To open an existing file for adding/modifying its data one can open it in 'r+' mode. 'a' mode enables adding content to a non-existing file by automatically creating it as a new file.
Note that the command line flag '--append' (also in its documentation) suggests that it is appending data to the file and not modifying its already contained datasets.
If we do not ensure in our implementation that the new information added to the file will not modify existing datasets/attributes, I suggest to call the new feature, '--merge' or '--update'. Otherwise, it could be '--add', or '--append'.

Note that the data converter does not know about the old file and does not check it, so cannot guarantee data consistency in it. Until know, it was the duty of the reader to guarantee that, but it only guarantees it for the content to be added/updated/merged. Any data left untouched, and their consistency (also semantic meaning) may be broken.
E.g.
/myentry/oldprocessing (which may stored the data processing results of the content in /enty) can become completely detached from an updated /myentry
This can lead to a complete misinterpretation. Hence, it must be stressed that the data consistency must be checked and guaranteed by the person/code running the data converter in this mode. I would probably chose an even stronger flag to reflect this (e.g. '--manipulate').

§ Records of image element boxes
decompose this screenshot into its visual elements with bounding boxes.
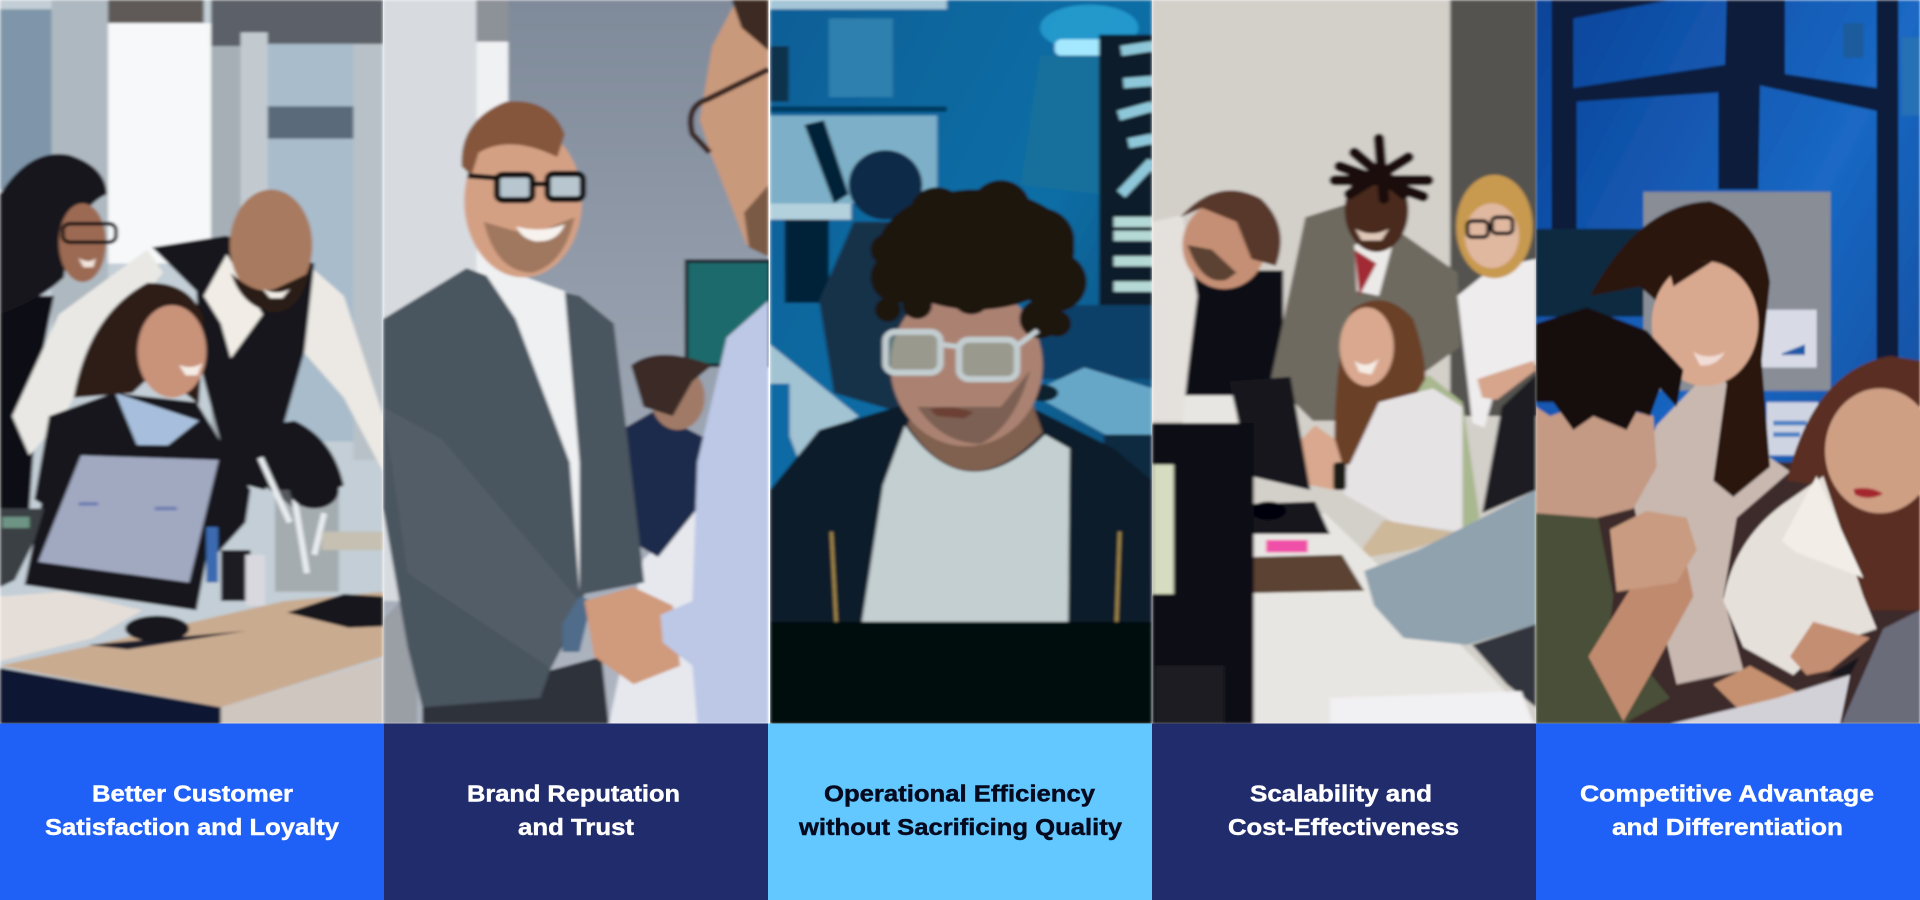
woman standing left bbox=[0, 154, 116, 509]
partner in blue shirt bbox=[661, 0, 769, 724]
caption text: Brand Reputation bbox=[467, 780, 680, 806]
colleague sleeve bbox=[1364, 490, 1536, 645]
caption text: Better Customer bbox=[92, 780, 293, 806]
background colleague bbox=[621, 355, 712, 557]
caption panel: better customer satisfaction bbox=[0, 724, 384, 900]
caption text: and Differentiation bbox=[1612, 814, 1843, 840]
woman seated right bbox=[1723, 356, 1920, 675]
man in front bbox=[1536, 307, 1697, 724]
desk bbox=[1251, 513, 1504, 724]
caption panel: brand reputation bbox=[384, 724, 768, 900]
woman seated bbox=[34, 283, 250, 555]
caption text: Cost-Effectiveness bbox=[1228, 814, 1459, 840]
man in grey blazer bbox=[383, 101, 680, 724]
desk bbox=[0, 592, 383, 707]
photo: three colleagues at a desk with laptop bbox=[0, 0, 383, 724]
caption text bbox=[467, 780, 680, 840]
woman seated with tablet bbox=[1283, 300, 1480, 559]
caption panel: scalability bbox=[1152, 724, 1536, 900]
laptop bbox=[1842, 610, 1920, 724]
caption text: without Sacrificing Quality bbox=[798, 814, 1122, 840]
caption panel: competitive advantage bbox=[1536, 724, 1920, 900]
programmer bbox=[770, 180, 1152, 636]
shadowed area behind the group bbox=[1596, 460, 1920, 724]
tablet bbox=[1229, 377, 1310, 490]
photo: three young colleagues at laptop at night bbox=[1536, 0, 1920, 724]
photo: young programmer with glasses at monitor bbox=[770, 0, 1152, 724]
caption text: Competitive Advantage bbox=[1580, 780, 1874, 806]
man on the left bbox=[1152, 191, 1281, 421]
laptop bbox=[25, 444, 228, 610]
man leaning over bbox=[12, 190, 383, 490]
caption panel: operational efficiency bbox=[768, 724, 1152, 900]
caption text: and Trust bbox=[518, 814, 634, 840]
caption text: Operational Efficiency bbox=[824, 780, 1095, 806]
blonde woman bbox=[1456, 175, 1536, 428]
monitor front bbox=[1152, 423, 1254, 724]
background silhouette bbox=[804, 120, 922, 416]
caption text bbox=[45, 780, 339, 840]
photo: team gathered around a tablet bbox=[1152, 0, 1538, 724]
woman standing in middle bbox=[1590, 201, 1790, 684]
caption text bbox=[798, 780, 1122, 840]
photo: businessman shaking hands bbox=[383, 0, 770, 724]
caption text bbox=[1580, 780, 1874, 840]
caption text: Scalability and bbox=[1250, 780, 1432, 806]
caption text bbox=[1228, 780, 1459, 840]
man in grey suit bbox=[1271, 139, 1460, 421]
caption text: Satisfaction and Loyalty bbox=[45, 814, 339, 840]
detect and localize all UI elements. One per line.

§ SHORT EXERCISE 1
According to the discussion of the append flag, which file mode opens an existing file for adding or modifying its data?
§ SHORT EXERCISE 2
Continue the discussion of the append flag, starting after its last sentence.
The data above are separate from the discussion of the append flag.

§ WRITTEN RESPONSE 1
The 'r+' mode.

§ WRITTEN RESPONSE 2
sanbrock · 2025-01-14T18:09:43Z

A related question is about the root attributes. Their semantic meaning (e.g. file creation, or which software has produced the file, or which version of the NeXus definitions were used, etc.) should cover the whole file which is not possible in this mode since we manipulate only part of it.
A better (or at least cleaner) approach is to create separate files and link their contents. All pieces should be consistent in themselves, and whoever is linking them using a new master file shall guarantee the consistency of the new tree.

sanbrock · 2025-01-14T18:12:43Z

Note that this approach in an RDM also solves the problem of versioning, because here, we always create a new (version of the) file, so the RDM can easily connect the different versions (e.g. using the experiment identifier).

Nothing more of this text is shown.